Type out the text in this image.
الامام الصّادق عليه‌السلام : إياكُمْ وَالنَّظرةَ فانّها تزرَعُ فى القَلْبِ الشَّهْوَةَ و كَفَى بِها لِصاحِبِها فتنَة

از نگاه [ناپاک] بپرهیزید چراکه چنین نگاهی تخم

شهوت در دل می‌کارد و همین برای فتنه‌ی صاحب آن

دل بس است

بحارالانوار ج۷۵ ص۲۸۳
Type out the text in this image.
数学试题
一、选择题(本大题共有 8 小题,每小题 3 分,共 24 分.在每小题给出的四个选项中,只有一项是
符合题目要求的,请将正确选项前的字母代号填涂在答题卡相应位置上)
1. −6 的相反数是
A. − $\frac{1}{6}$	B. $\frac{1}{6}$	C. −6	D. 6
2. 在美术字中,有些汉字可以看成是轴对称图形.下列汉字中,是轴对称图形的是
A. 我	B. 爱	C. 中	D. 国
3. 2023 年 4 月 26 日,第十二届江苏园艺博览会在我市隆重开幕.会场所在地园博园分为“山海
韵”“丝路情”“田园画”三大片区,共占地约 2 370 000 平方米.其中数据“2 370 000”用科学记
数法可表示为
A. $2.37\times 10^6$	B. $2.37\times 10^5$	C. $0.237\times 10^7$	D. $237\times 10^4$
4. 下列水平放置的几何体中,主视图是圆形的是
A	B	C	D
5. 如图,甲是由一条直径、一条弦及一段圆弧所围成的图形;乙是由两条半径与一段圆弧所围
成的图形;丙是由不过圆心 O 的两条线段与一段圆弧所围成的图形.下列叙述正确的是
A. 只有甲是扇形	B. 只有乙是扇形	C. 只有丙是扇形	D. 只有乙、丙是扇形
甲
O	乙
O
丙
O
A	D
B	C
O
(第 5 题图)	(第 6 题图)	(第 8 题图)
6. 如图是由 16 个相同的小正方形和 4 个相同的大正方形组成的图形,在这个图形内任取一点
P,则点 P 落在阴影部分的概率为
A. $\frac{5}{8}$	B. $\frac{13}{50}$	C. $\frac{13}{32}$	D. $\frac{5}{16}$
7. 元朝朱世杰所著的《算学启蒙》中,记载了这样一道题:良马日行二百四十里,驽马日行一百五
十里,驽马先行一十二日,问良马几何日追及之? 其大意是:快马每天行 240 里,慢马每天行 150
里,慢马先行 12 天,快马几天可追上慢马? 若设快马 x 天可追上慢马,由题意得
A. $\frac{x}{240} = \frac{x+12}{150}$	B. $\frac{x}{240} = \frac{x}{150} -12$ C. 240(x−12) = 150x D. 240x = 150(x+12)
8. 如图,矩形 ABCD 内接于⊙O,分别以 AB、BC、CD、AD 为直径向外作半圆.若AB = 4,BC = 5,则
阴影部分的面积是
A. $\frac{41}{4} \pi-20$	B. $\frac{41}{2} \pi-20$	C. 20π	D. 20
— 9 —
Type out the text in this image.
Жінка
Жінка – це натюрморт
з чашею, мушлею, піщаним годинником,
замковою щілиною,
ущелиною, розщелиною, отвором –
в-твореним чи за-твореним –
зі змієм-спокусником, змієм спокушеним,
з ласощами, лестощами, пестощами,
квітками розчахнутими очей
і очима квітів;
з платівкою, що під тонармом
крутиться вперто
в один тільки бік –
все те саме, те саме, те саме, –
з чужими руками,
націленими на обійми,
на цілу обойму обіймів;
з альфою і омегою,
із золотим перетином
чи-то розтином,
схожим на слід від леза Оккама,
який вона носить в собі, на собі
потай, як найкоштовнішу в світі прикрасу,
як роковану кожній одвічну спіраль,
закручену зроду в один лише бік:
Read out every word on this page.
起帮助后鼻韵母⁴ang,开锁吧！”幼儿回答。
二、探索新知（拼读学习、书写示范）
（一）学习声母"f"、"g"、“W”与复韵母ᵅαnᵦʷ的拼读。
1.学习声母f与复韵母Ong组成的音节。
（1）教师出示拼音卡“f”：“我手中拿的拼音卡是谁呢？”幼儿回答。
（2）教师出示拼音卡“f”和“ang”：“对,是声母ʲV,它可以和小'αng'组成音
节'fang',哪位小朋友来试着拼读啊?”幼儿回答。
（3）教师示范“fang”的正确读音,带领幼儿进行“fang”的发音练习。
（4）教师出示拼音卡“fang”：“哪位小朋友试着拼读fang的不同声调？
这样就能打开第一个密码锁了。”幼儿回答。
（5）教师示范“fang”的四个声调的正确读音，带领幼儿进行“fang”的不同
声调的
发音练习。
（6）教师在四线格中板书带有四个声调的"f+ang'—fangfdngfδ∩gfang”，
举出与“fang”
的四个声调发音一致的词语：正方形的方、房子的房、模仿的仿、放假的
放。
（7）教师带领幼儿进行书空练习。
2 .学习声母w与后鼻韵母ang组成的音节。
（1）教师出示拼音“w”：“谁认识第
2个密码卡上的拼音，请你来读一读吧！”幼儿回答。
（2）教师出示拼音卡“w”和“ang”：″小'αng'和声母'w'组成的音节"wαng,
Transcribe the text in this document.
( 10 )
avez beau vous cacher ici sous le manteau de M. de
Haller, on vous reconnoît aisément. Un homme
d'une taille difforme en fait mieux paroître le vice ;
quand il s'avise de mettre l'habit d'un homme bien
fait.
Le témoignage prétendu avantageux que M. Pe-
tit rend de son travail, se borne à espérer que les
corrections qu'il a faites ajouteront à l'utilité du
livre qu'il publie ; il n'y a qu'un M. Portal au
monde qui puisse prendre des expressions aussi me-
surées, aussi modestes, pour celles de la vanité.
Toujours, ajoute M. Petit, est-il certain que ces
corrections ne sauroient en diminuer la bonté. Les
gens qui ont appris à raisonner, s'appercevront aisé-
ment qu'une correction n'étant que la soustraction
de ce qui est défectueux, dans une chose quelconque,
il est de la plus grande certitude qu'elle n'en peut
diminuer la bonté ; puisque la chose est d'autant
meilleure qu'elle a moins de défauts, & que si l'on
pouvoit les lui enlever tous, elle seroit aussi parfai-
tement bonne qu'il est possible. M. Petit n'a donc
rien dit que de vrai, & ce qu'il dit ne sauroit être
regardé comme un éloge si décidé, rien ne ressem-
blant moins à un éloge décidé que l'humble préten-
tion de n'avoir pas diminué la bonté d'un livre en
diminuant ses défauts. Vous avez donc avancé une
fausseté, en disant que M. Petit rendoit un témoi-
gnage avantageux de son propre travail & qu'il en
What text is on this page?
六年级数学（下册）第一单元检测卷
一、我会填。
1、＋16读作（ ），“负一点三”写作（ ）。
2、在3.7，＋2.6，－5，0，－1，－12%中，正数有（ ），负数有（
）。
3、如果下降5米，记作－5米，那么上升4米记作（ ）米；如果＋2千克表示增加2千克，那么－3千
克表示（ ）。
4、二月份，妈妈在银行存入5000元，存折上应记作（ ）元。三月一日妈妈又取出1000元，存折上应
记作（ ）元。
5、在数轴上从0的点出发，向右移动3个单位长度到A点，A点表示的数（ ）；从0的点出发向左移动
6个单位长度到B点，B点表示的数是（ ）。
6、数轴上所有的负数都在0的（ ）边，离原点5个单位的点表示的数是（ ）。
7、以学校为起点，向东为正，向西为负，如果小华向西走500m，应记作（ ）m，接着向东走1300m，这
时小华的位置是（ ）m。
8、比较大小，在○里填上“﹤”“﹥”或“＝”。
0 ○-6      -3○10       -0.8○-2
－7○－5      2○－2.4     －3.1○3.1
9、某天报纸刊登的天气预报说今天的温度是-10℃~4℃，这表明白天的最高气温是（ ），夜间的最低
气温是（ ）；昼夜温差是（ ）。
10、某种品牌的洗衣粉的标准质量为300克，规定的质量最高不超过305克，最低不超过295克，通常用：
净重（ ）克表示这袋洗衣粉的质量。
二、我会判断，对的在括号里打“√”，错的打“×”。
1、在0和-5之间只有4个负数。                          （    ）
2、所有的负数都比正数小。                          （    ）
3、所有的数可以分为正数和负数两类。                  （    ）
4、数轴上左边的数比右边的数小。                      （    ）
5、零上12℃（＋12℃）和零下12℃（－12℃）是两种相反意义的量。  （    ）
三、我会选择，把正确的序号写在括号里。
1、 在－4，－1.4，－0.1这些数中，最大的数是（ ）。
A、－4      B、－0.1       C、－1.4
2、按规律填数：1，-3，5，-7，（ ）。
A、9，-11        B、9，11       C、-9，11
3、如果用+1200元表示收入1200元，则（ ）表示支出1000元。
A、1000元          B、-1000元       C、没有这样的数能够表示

# # # # #

■ Exercise directions
Each line that holds the word "教师出示拼音卡" should be extracted from the records.

■ Response to the exercise
（1）教师出示拼音卡“f”：“我手中拿的拼音卡是谁呢？”幼儿回答。
（2）教师出示拼音卡“f”和“ang”：“对,是声母ʲV,它可以和小'αng'组成音
（4）教师出示拼音卡“fang”：“哪位小朋友试着拼读fang的不同声调？
（2）教师出示拼音卡“w”和“ang”：″小'αng'和声母'w'组成的音节"wαng,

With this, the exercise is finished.